**Materials provided:**
● ● ● ● ●

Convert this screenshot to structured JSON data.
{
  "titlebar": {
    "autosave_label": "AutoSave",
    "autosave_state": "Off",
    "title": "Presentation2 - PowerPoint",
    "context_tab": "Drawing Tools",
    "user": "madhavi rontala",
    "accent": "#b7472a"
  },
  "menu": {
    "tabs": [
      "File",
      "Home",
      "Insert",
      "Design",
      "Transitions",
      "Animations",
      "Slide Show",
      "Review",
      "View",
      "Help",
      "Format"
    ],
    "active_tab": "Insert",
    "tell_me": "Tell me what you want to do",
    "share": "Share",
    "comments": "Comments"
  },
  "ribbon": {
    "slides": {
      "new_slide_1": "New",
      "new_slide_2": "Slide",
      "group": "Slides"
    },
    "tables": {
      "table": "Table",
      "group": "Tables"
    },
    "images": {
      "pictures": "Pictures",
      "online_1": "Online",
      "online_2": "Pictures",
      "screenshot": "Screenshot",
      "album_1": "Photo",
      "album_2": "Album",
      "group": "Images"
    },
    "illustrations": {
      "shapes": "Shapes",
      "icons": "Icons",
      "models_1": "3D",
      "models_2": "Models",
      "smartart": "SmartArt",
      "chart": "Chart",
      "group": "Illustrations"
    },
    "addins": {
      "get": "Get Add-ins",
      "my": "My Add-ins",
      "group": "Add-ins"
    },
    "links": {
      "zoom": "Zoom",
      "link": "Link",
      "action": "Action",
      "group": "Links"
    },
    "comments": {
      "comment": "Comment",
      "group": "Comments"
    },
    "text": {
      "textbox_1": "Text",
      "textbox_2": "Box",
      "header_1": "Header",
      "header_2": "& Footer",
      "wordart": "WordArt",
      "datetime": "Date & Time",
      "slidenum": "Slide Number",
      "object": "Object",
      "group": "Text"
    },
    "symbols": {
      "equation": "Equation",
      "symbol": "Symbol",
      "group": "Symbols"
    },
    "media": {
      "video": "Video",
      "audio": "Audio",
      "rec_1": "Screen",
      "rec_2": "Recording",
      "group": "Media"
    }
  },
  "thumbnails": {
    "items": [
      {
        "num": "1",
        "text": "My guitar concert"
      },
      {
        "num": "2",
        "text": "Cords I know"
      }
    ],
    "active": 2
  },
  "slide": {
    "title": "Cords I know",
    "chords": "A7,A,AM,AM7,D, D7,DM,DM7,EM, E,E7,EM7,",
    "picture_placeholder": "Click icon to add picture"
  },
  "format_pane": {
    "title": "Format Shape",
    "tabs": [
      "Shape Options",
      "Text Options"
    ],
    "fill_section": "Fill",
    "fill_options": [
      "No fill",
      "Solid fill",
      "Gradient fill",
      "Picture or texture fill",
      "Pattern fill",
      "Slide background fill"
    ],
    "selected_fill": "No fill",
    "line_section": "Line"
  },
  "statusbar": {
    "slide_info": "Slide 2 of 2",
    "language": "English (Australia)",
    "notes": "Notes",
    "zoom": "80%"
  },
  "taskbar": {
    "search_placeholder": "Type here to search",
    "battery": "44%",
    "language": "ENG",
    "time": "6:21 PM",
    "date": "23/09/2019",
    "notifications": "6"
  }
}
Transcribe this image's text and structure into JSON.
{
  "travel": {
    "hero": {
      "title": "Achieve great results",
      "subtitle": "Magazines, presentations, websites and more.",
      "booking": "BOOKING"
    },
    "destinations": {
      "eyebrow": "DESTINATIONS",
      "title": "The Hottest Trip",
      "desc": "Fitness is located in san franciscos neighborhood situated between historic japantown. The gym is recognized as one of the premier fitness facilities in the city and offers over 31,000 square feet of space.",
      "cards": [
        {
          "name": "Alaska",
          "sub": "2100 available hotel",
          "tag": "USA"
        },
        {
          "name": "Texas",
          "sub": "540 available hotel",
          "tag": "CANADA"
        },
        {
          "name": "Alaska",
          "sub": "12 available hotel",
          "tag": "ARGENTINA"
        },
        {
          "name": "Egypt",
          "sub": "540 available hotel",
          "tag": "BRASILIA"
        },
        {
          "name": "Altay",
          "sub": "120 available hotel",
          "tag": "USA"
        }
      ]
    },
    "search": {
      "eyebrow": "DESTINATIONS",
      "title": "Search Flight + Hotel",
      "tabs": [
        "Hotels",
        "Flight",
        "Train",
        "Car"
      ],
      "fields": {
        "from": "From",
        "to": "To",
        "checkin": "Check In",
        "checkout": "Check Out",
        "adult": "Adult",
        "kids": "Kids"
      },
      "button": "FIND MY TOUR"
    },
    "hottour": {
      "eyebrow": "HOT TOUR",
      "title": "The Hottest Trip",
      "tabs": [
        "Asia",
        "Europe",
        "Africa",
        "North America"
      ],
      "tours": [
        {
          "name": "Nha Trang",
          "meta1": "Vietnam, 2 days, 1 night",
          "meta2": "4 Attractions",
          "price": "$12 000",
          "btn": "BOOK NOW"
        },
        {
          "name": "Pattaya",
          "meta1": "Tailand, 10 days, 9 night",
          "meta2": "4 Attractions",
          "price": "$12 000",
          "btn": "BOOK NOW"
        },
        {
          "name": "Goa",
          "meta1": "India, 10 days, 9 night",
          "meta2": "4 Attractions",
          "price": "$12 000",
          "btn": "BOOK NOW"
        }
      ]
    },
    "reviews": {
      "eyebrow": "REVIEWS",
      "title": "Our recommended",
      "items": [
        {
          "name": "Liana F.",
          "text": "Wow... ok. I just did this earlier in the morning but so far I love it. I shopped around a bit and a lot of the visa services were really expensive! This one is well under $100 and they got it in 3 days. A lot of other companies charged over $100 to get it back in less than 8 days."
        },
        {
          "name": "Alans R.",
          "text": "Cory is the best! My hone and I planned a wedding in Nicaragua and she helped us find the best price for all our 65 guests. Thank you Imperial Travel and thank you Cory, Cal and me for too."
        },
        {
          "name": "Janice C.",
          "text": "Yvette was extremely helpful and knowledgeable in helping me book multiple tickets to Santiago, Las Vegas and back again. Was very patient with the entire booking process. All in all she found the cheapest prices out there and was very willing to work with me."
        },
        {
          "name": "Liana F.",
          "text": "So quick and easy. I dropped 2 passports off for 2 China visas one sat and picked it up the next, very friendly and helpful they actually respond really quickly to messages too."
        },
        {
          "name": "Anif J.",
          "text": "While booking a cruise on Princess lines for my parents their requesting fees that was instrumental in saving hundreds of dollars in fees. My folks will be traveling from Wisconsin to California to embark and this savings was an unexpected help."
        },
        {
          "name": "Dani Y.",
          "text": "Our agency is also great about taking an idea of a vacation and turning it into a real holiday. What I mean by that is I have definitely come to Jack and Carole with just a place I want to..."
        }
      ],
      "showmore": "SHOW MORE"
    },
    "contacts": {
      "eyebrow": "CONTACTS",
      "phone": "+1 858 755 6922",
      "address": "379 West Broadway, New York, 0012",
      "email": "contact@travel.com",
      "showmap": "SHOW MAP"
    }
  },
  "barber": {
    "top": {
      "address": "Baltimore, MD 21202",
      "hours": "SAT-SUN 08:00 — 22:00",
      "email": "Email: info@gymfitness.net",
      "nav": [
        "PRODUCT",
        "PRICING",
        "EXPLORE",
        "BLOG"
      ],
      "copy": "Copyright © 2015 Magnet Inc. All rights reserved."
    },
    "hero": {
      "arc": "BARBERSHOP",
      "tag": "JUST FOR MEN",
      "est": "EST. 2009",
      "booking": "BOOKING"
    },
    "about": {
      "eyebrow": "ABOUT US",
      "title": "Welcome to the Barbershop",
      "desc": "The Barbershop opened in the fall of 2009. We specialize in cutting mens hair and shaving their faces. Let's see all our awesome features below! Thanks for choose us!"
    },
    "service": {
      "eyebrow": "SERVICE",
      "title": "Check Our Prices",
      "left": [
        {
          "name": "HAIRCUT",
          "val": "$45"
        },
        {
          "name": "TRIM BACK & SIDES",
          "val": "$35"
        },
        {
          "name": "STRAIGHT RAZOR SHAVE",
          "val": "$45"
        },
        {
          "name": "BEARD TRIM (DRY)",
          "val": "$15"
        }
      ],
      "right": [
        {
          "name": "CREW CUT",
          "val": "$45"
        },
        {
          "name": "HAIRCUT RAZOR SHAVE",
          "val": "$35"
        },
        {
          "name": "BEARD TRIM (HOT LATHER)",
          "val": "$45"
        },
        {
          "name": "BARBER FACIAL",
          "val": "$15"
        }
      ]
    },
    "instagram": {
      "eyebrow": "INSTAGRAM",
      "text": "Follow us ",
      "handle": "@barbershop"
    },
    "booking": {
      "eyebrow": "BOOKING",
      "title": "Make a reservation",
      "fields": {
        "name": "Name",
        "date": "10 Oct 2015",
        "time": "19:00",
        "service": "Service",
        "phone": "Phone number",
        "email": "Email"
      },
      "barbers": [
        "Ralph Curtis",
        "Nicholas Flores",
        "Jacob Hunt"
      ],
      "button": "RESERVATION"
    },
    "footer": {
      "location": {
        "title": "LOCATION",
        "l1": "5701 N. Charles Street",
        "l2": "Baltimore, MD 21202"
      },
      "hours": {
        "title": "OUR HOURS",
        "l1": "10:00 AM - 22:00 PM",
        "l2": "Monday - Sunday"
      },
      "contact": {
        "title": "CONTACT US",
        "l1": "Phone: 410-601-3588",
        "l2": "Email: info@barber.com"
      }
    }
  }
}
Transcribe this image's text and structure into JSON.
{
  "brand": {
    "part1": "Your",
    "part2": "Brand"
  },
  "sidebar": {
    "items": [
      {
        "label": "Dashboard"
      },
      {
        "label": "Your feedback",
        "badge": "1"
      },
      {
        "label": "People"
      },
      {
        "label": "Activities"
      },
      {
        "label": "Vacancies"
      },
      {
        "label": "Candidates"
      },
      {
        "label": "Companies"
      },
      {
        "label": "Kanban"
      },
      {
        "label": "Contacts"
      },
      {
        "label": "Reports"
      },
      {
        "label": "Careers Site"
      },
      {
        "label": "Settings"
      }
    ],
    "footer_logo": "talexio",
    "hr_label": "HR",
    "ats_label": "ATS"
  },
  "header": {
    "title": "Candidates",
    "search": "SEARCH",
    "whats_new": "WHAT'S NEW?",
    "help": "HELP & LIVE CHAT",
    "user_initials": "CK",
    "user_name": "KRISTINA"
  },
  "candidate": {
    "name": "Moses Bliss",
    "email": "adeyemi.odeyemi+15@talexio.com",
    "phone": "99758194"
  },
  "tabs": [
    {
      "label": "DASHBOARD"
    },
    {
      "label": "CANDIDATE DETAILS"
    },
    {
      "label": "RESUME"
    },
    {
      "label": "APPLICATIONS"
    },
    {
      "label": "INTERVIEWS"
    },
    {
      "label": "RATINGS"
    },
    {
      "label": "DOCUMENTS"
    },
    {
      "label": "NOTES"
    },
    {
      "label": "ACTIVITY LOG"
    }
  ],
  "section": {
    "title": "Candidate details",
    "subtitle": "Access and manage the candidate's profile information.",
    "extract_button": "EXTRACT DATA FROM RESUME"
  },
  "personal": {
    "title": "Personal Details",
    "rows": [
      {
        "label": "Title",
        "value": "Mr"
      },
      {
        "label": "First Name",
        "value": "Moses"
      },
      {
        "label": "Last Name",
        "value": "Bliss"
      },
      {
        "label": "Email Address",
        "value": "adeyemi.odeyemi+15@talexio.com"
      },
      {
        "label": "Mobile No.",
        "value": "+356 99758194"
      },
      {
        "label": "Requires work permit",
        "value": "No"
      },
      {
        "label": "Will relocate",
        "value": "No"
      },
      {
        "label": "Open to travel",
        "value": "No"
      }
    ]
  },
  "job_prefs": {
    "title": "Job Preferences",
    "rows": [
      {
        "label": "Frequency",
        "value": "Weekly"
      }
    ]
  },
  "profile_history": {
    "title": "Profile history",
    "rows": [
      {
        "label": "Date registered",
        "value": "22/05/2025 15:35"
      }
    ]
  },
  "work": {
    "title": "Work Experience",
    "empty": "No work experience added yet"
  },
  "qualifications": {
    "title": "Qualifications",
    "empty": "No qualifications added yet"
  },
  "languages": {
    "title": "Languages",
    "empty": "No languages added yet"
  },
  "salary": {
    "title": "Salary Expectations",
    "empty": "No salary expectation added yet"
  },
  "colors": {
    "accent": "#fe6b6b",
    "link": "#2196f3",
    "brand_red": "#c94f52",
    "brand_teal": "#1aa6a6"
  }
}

● ● ● ● ●

Copy out each line of the records that holds the string "they".

          "text": "Wow... ok. I just did this earlier in the morning but so far I love it. I shopped around a bit and a lot of the visa services were really expensive! This one is well under $100 and they got it in 3 days. A lot of other companies charged over $100 to get it back in less than 8 days."
          "text": "So quick and easy. I dropped 2 passports off for 2 China visas one sat and picked it up the next, very friendly and helpful they actually respond really quickly to messages too."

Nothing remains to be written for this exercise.